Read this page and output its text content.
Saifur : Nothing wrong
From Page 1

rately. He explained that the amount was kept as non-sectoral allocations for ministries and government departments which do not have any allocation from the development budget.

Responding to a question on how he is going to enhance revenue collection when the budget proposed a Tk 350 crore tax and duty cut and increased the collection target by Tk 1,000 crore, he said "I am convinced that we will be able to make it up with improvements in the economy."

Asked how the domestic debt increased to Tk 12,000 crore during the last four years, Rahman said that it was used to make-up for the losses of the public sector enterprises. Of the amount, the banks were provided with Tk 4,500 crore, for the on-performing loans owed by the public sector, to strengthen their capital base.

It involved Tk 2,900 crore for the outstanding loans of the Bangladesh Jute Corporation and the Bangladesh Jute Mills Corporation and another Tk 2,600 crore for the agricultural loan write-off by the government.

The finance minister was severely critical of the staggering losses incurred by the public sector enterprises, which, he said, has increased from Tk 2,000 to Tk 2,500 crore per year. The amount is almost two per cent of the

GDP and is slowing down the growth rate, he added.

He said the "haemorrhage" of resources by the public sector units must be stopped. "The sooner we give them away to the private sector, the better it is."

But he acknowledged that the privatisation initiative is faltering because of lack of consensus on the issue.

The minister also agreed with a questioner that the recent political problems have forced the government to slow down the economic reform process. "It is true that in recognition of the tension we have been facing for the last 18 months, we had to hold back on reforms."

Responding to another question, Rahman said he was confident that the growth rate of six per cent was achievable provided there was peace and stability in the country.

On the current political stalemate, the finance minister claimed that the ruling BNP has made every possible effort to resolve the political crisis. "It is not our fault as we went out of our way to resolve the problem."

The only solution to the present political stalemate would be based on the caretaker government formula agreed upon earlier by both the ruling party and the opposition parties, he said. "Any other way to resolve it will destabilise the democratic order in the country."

------------------------

*WHAT TO WORK ON*.
Your task is to give the records above again, exactly.

*FINAL RESULT*.
Read this page and output its text content.
Saifur : Nothing wrong
From Page 1

rately. He explained that the amount was kept as non-sectoral allocations for ministries and government departments which do not have any allocation from the development budget.

Responding to a question on how he is going to enhance revenue collection when the budget proposed a Tk 350 crore tax and duty cut and increased the collection target by Tk 1,000 crore, he said "I am convinced that we will be able to make it up with improvements in the economy."

Asked how the domestic debt increased to Tk 12,000 crore during the last four years, Rahman said that it was used to make-up for the losses of the public sector enterprises. Of the amount, the banks were provided with Tk 4,500 crore, for the on-performing loans owed by the public sector, to strengthen their capital base.

It involved Tk 2,900 crore for the outstanding loans of the Bangladesh Jute Corporation and the Bangladesh Jute Mills Corporation and another Tk 2,600 crore for the agricultural loan write-off by the government.

The finance minister was severely critical of the staggering losses incurred by the public sector enterprises, which, he said, has increased from Tk 2,000 to Tk 2,500 crore per year. The amount is almost two per cent of the

GDP and is slowing down the growth rate, he added.

He said the "haemorrhage" of resources by the public sector units must be stopped. "The sooner we give them away to the private sector, the better it is."

But he acknowledged that the privatisation initiative is faltering because of lack of consensus on the issue.

The minister also agreed with a questioner that the recent political problems have forced the government to slow down the economic reform process. "It is true that in recognition of the tension we have been facing for the last 18 months, we had to hold back on reforms."

Responding to another question, Rahman said he was confident that the growth rate of six per cent was achievable provided there was peace and stability in the country.

On the current political stalemate, the finance minister claimed that the ruling BNP has made every possible effort to resolve the political crisis. "It is not our fault as we went out of our way to resolve the problem."

The only solution to the present political stalemate would be based on the caretaker government formula agreed upon earlier by both the ruling party and the opposition parties, he said. "Any other way to resolve it will destabilise the democratic order in the country."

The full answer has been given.